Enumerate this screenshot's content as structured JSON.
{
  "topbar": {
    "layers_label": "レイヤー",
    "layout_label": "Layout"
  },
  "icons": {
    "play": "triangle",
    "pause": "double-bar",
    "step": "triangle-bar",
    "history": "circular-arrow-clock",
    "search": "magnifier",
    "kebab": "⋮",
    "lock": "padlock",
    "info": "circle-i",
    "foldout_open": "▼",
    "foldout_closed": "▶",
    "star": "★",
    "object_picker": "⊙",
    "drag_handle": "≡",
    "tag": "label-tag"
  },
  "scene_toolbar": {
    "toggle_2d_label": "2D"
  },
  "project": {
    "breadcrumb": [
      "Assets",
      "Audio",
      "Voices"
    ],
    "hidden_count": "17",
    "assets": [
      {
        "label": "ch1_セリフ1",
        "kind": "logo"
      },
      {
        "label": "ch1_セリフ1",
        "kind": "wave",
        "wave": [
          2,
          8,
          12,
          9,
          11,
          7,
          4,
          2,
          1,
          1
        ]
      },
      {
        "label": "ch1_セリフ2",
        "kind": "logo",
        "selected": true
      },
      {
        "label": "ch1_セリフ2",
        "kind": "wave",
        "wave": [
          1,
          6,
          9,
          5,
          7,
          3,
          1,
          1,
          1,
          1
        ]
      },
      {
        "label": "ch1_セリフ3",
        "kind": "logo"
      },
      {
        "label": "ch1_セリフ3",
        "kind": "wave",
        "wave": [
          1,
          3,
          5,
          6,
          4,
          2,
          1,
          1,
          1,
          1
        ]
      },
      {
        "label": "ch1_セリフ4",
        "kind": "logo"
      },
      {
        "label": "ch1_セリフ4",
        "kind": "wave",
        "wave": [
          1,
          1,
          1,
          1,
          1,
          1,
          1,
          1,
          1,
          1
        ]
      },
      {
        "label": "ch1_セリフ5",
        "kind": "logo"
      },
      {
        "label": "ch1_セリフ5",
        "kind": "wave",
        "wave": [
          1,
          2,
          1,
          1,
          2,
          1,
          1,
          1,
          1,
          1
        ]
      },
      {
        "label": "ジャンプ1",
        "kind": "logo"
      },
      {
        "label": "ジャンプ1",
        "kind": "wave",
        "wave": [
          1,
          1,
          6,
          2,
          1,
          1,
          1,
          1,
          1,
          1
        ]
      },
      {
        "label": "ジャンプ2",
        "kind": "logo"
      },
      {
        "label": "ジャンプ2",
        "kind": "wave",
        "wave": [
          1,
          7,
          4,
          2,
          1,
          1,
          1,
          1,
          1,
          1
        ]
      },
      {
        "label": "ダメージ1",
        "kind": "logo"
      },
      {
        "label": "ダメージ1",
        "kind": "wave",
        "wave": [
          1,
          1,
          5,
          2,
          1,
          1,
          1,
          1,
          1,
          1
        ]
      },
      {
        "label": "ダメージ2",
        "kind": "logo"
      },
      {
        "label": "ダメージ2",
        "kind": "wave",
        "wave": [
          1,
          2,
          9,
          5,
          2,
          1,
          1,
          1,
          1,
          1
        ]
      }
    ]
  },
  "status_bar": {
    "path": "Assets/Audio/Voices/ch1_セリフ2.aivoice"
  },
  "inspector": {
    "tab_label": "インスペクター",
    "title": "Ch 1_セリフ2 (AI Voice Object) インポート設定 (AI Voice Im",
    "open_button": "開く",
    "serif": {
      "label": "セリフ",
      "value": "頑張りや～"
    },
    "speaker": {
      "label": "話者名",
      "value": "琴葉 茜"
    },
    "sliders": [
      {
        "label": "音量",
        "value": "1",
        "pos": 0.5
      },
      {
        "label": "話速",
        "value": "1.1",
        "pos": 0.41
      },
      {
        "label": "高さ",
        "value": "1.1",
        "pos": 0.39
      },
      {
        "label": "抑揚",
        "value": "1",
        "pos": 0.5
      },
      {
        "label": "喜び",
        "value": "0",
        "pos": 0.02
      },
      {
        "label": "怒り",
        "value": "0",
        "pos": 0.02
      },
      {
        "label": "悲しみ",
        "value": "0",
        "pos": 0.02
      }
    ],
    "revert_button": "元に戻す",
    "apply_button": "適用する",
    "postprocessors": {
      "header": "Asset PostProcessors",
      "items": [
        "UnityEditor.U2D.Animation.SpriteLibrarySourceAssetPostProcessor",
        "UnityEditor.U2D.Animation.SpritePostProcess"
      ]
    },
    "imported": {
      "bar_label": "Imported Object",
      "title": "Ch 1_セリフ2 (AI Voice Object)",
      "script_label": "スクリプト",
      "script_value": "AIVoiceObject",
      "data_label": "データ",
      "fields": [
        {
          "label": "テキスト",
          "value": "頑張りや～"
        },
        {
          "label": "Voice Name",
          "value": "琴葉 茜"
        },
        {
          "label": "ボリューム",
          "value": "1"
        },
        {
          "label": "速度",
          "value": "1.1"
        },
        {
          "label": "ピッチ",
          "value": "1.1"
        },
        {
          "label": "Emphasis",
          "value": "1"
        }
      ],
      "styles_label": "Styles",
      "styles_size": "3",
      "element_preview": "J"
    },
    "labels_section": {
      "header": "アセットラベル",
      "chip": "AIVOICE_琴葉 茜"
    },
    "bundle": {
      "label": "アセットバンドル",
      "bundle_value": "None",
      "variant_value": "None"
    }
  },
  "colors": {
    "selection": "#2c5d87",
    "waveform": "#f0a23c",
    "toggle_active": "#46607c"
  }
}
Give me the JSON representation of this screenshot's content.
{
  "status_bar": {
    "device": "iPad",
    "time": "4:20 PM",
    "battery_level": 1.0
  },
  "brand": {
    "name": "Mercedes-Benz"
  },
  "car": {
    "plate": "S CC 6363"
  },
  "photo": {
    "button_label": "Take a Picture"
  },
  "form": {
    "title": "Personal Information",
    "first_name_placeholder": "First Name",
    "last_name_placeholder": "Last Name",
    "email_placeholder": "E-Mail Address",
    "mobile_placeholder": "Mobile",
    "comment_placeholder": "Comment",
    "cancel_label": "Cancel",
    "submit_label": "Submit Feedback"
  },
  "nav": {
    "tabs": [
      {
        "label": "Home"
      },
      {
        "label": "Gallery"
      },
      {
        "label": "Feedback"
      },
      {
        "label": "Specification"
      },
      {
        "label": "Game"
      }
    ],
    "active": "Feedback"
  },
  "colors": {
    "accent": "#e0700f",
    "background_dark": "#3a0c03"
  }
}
· · ·
■ **Exercise task**:
The listing above should be transcribed in full, exactly as written.

■ **Solution below**:
Enumerate this screenshot's content as structured JSON.
{
  "topbar": {
    "layers_label": "レイヤー",
    "layout_label": "Layout"
  },
  "icons": {
    "play": "triangle",
    "pause": "double-bar",
    "step": "triangle-bar",
    "history": "circular-arrow-clock",
    "search": "magnifier",
    "kebab": "⋮",
    "lock": "padlock",
    "info": "circle-i",
    "foldout_open": "▼",
    "foldout_closed": "▶",
    "star": "★",
    "object_picker": "⊙",
    "drag_handle": "≡",
    "tag": "label-tag"
  },
  "scene_toolbar": {
    "toggle_2d_label": "2D"
  },
  "project": {
    "breadcrumb": [
      "Assets",
      "Audio",
      "Voices"
    ],
    "hidden_count": "17",
    "assets": [
      {
        "label": "ch1_セリフ1",
        "kind": "logo"
      },
      {
        "label": "ch1_セリフ1",
        "kind": "wave",
        "wave": [
          2,
          8,
          12,
          9,
          11,
          7,
          4,
          2,
          1,
          1
        ]
      },
      {
        "label": "ch1_セリフ2",
        "kind": "logo",
        "selected": true
      },
      {
        "label": "ch1_セリフ2",
        "kind": "wave",
        "wave": [
          1,
          6,
          9,
          5,
          7,
          3,
          1,
          1,
          1,
          1
        ]
      },
      {
        "label": "ch1_セリフ3",
        "kind": "logo"
      },
      {
        "label": "ch1_セリフ3",
        "kind": "wave",
        "wave": [
          1,
          3,
          5,
          6,
          4,
          2,
          1,
          1,
          1,
          1
        ]
      },
      {
        "label": "ch1_セリフ4",
        "kind": "logo"
      },
      {
        "label": "ch1_セリフ4",
        "kind": "wave",
        "wave": [
          1,
          1,
          1,
          1,
          1,
          1,
          1,
          1,
          1,
          1
        ]
      },
      {
        "label": "ch1_セリフ5",
        "kind": "logo"
      },
      {
        "label": "ch1_セリフ5",
        "kind": "wave",
        "wave": [
          1,
          2,
          1,
          1,
          2,
          1,
          1,
          1,
          1,
          1
        ]
      },
      {
        "label": "ジャンプ1",
        "kind": "logo"
      },
      {
        "label": "ジャンプ1",
        "kind": "wave",
        "wave": [
          1,
          1,
          6,
          2,
          1,
          1,
          1,
          1,
          1,
          1
        ]
      },
      {
        "label": "ジャンプ2",
        "kind": "logo"
      },
      {
        "label": "ジャンプ2",
        "kind": "wave",
        "wave": [
          1,
          7,
          4,
          2,
          1,
          1,
          1,
          1,
          1,
          1
        ]
      },
      {
        "label": "ダメージ1",
        "kind": "logo"
      },
      {
        "label": "ダメージ1",
        "kind": "wave",
        "wave": [
          1,
          1,
          5,
          2,
          1,
          1,
          1,
          1,
          1,
          1
        ]
      },
      {
        "label": "ダメージ2",
        "kind": "logo"
      },
      {
        "label": "ダメージ2",
        "kind": "wave",
        "wave": [
          1,
          2,
          9,
          5,
          2,
          1,
          1,
          1,
          1,
          1
        ]
      }
    ]
  },
  "status_bar": {
    "path": "Assets/Audio/Voices/ch1_セリフ2.aivoice"
  },
  "inspector": {
    "tab_label": "インスペクター",
    "title": "Ch 1_セリフ2 (AI Voice Object) インポート設定 (AI Voice Im",
    "open_button": "開く",
    "serif": {
      "label": "セリフ",
      "value": "頑張りや～"
    },
    "speaker": {
      "label": "話者名",
      "value": "琴葉 茜"
    },
    "sliders": [
      {
        "label": "音量",
        "value": "1",
        "pos": 0.5
      },
      {
        "label": "話速",
        "value": "1.1",
        "pos": 0.41
      },
      {
        "label": "高さ",
        "value": "1.1",
        "pos": 0.39
      },
      {
        "label": "抑揚",
        "value": "1",
        "pos": 0.5
      },
      {
        "label": "喜び",
        "value": "0",
        "pos": 0.02
      },
      {
        "label": "怒り",
        "value": "0",
        "pos": 0.02
      },
      {
        "label": "悲しみ",
        "value": "0",
        "pos": 0.02
      }
    ],
    "revert_button": "元に戻す",
    "apply_button": "適用する",
    "postprocessors": {
      "header": "Asset PostProcessors",
      "items": [
        "UnityEditor.U2D.Animation.SpriteLibrarySourceAssetPostProcessor",
        "UnityEditor.U2D.Animation.SpritePostProcess"
      ]
    },
    "imported": {
      "bar_label": "Imported Object",
      "title": "Ch 1_セリフ2 (AI Voice Object)",
      "script_label": "スクリプト",
      "script_value": "AIVoiceObject",
      "data_label": "データ",
      "fields": [
        {
          "label": "テキスト",
          "value": "頑張りや～"
        },
        {
          "label": "Voice Name",
          "value": "琴葉 茜"
        },
        {
          "label": "ボリューム",
          "value": "1"
        },
        {
          "label": "速度",
          "value": "1.1"
        },
        {
          "label": "ピッチ",
          "value": "1.1"
        },
        {
          "label": "Emphasis",
          "value": "1"
        }
      ],
      "styles_label": "Styles",
      "styles_size": "3",
      "element_preview": "J"
    },
    "labels_section": {
      "header": "アセットラベル",
      "chip": "AIVOICE_琴葉 茜"
    },
    "bundle": {
      "label": "アセットバンドル",
      "bundle_value": "None",
      "variant_value": "None"
    }
  },
  "colors": {
    "selection": "#2c5d87",
    "waveform": "#f0a23c",
    "toggle_active": "#46607c"
  }
}
Give me the JSON representation of this screenshot's content.
{
  "status_bar": {
    "device": "iPad",
    "time": "4:20 PM",
    "battery_level": 1.0
  },
  "brand": {
    "name": "Mercedes-Benz"
  },
  "car": {
    "plate": "S CC 6363"
  },
  "photo": {
    "button_label": "Take a Picture"
  },
  "form": {
    "title": "Personal Information",
    "first_name_placeholder": "First Name",
    "last_name_placeholder": "Last Name",
    "email_placeholder": "E-Mail Address",
    "mobile_placeholder": "Mobile",
    "comment_placeholder": "Comment",
    "cancel_label": "Cancel",
    "submit_label": "Submit Feedback"
  },
  "nav": {
    "tabs": [
      {
        "label": "Home"
      },
      {
        "label": "Gallery"
      },
      {
        "label": "Feedback"
      },
      {
        "label": "Specification"
      },
      {
        "label": "Game"
      }
    ],
    "active": "Feedback"
  },
  "colors": {
    "accent": "#e0700f",
    "background_dark": "#3a0c03"
  }
}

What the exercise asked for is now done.